> [Entries supplied]:

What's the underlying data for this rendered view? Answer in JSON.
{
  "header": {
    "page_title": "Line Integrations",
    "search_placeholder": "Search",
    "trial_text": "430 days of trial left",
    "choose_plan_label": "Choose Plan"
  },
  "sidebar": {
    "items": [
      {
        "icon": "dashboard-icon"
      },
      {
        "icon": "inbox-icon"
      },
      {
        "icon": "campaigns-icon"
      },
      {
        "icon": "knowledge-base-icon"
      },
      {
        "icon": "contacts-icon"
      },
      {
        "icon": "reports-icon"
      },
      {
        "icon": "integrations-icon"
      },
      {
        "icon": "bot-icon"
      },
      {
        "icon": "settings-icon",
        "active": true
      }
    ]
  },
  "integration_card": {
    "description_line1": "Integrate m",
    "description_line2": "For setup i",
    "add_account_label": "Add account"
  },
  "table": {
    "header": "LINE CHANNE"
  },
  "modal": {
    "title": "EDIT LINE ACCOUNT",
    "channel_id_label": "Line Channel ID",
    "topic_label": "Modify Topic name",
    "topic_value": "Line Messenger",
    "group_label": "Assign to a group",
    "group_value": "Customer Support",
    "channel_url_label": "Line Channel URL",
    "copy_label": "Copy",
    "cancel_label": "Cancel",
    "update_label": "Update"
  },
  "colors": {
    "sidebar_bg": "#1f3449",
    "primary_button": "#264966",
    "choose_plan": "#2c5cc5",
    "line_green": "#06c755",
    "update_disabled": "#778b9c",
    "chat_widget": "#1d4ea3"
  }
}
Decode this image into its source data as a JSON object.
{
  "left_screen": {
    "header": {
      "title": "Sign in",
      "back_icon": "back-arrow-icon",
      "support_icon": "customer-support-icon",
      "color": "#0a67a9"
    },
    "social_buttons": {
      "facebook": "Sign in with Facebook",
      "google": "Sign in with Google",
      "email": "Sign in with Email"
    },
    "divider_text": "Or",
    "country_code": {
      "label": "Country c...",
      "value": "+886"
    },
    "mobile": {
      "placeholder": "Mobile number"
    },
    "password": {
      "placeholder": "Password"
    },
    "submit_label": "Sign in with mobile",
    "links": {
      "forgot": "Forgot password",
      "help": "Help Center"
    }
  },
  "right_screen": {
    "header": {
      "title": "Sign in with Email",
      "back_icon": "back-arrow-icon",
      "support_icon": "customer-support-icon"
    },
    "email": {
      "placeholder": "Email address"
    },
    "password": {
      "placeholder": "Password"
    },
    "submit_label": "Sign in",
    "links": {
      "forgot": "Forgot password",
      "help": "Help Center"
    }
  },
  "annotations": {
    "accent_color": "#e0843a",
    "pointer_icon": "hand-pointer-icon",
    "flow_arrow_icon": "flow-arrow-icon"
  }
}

> [Goal]:
All of the records must be retyped exactly as they are.

> [Full answer]:
What's the underlying data for this rendered view? Answer in JSON.
{
  "header": {
    "page_title": "Line Integrations",
    "search_placeholder": "Search",
    "trial_text": "430 days of trial left",
    "choose_plan_label": "Choose Plan"
  },
  "sidebar": {
    "items": [
      {
        "icon": "dashboard-icon"
      },
      {
        "icon": "inbox-icon"
      },
      {
        "icon": "campaigns-icon"
      },
      {
        "icon": "knowledge-base-icon"
      },
      {
        "icon": "contacts-icon"
      },
      {
        "icon": "reports-icon"
      },
      {
        "icon": "integrations-icon"
      },
      {
        "icon": "bot-icon"
      },
      {
        "icon": "settings-icon",
        "active": true
      }
    ]
  },
  "integration_card": {
    "description_line1": "Integrate m",
    "description_line2": "For setup i",
    "add_account_label": "Add account"
  },
  "table": {
    "header": "LINE CHANNE"
  },
  "modal": {
    "title": "EDIT LINE ACCOUNT",
    "channel_id_label": "Line Channel ID",
    "topic_label": "Modify Topic name",
    "topic_value": "Line Messenger",
    "group_label": "Assign to a group",
    "group_value": "Customer Support",
    "channel_url_label": "Line Channel URL",
    "copy_label": "Copy",
    "cancel_label": "Cancel",
    "update_label": "Update"
  },
  "colors": {
    "sidebar_bg": "#1f3449",
    "primary_button": "#264966",
    "choose_plan": "#2c5cc5",
    "line_green": "#06c755",
    "update_disabled": "#778b9c",
    "chat_widget": "#1d4ea3"
  }
}
Decode this image into its source data as a JSON object.
{
  "left_screen": {
    "header": {
      "title": "Sign in",
      "back_icon": "back-arrow-icon",
      "support_icon": "customer-support-icon",
      "color": "#0a67a9"
    },
    "social_buttons": {
      "facebook": "Sign in with Facebook",
      "google": "Sign in with Google",
      "email": "Sign in with Email"
    },
    "divider_text": "Or",
    "country_code": {
      "label": "Country c...",
      "value": "+886"
    },
    "mobile": {
      "placeholder": "Mobile number"
    },
    "password": {
      "placeholder": "Password"
    },
    "submit_label": "Sign in with mobile",
    "links": {
      "forgot": "Forgot password",
      "help": "Help Center"
    }
  },
  "right_screen": {
    "header": {
      "title": "Sign in with Email",
      "back_icon": "back-arrow-icon",
      "support_icon": "customer-support-icon"
    },
    "email": {
      "placeholder": "Email address"
    },
    "password": {
      "placeholder": "Password"
    },
    "submit_label": "Sign in",
    "links": {
      "forgot": "Forgot password",
      "help": "Help Center"
    }
  },
  "annotations": {
    "accent_color": "#e0843a",
    "pointer_icon": "hand-pointer-icon",
    "flow_arrow_icon": "flow-arrow-icon"
  }
}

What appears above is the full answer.